■ **Exercise input**
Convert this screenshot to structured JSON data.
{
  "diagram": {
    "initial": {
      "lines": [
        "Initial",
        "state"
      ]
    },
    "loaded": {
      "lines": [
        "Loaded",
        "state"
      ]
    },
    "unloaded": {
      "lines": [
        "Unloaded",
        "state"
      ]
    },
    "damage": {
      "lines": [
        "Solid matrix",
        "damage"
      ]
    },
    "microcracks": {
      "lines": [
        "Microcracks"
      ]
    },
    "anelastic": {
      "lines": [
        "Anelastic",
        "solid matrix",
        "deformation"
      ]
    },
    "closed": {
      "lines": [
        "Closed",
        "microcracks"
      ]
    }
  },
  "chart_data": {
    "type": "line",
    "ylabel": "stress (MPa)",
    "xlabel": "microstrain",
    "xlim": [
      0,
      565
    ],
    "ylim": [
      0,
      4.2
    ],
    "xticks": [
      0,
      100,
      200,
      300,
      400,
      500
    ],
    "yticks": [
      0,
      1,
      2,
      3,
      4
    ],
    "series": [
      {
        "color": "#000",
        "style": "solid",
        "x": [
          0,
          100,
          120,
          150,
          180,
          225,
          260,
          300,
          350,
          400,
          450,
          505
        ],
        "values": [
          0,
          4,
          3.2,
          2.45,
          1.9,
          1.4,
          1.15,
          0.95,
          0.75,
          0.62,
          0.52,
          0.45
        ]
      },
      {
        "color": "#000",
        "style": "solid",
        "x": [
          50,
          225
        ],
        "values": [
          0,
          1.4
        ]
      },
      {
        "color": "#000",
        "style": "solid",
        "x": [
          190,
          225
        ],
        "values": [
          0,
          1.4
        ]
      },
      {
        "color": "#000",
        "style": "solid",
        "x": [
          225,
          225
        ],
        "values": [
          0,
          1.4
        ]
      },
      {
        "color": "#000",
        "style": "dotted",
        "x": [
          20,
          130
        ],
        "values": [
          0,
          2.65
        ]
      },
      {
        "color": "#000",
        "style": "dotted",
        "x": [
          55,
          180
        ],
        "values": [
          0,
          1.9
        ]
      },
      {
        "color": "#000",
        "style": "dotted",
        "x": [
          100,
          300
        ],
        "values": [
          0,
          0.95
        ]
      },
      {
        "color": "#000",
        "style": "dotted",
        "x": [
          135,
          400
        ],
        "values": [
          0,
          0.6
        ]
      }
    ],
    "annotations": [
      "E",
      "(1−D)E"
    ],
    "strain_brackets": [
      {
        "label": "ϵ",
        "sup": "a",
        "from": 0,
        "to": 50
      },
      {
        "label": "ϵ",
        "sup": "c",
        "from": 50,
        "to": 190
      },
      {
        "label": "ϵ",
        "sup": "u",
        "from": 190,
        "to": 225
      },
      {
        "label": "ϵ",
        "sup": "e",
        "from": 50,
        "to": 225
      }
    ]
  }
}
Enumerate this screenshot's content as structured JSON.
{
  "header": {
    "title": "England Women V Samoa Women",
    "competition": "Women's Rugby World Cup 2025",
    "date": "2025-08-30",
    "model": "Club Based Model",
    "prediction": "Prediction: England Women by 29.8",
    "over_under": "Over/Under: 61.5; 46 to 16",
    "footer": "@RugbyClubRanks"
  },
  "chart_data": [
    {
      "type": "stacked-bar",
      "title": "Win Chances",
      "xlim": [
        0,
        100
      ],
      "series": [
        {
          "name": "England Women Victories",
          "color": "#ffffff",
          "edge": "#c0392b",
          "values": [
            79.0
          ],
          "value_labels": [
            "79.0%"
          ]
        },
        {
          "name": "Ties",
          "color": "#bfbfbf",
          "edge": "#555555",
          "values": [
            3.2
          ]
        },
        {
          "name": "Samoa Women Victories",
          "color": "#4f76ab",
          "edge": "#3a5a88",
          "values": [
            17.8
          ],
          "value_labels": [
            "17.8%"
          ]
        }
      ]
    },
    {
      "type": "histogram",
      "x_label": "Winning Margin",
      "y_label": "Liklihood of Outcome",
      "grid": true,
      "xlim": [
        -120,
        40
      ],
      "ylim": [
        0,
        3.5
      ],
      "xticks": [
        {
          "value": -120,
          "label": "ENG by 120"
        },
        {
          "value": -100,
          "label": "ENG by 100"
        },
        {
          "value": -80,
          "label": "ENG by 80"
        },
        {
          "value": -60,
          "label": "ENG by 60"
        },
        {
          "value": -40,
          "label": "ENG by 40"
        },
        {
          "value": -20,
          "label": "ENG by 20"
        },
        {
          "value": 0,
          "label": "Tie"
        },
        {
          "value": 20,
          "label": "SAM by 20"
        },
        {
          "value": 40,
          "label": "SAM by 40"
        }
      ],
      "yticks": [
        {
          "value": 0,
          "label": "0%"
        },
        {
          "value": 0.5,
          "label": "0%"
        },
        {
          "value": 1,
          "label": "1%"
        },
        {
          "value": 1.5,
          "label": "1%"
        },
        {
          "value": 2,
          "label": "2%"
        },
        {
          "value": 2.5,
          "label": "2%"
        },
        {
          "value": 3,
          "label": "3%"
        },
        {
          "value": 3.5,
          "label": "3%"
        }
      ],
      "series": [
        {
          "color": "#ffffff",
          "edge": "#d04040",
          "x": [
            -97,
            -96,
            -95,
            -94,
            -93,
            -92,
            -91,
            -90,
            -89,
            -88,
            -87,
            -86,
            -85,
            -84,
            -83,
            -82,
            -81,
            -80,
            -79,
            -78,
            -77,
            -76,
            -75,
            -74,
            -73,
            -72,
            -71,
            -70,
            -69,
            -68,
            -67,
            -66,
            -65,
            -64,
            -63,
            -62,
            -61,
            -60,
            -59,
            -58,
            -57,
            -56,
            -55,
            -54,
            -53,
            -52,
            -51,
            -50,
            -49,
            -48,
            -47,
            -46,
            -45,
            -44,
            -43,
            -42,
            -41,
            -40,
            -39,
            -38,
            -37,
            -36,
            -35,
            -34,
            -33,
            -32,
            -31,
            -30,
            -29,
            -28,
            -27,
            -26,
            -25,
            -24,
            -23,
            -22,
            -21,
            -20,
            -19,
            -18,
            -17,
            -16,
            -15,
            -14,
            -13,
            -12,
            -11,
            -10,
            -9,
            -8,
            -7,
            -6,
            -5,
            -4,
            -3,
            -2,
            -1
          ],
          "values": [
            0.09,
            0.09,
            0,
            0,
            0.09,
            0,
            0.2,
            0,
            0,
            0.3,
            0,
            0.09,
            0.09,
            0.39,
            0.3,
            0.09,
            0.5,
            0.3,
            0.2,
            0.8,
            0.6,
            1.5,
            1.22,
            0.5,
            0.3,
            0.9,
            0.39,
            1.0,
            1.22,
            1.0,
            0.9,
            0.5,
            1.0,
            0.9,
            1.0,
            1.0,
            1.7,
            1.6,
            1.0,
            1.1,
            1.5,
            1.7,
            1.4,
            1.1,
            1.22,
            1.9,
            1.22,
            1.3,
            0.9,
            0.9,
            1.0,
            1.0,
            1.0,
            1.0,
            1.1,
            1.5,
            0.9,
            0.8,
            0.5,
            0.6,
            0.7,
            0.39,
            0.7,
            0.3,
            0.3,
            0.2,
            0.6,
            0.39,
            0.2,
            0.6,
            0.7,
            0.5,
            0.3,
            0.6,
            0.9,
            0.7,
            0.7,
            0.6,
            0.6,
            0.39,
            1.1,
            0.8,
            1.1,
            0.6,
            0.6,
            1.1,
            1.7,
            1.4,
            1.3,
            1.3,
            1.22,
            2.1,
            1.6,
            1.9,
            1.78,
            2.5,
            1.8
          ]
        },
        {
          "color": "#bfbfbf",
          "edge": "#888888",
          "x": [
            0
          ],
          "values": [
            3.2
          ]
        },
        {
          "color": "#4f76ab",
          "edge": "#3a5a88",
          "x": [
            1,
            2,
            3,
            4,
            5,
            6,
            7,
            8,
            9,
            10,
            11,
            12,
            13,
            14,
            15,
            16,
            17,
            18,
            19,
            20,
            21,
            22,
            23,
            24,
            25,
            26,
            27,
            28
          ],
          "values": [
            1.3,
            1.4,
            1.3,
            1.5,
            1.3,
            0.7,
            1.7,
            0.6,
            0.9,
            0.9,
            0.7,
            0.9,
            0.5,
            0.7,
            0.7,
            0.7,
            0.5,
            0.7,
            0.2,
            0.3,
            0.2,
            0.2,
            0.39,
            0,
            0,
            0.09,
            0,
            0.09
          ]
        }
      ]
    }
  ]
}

■ **Task requirements**
Say the number of lines in the records above that include the string "screenshot", and no more.

■ **Solved problem**
2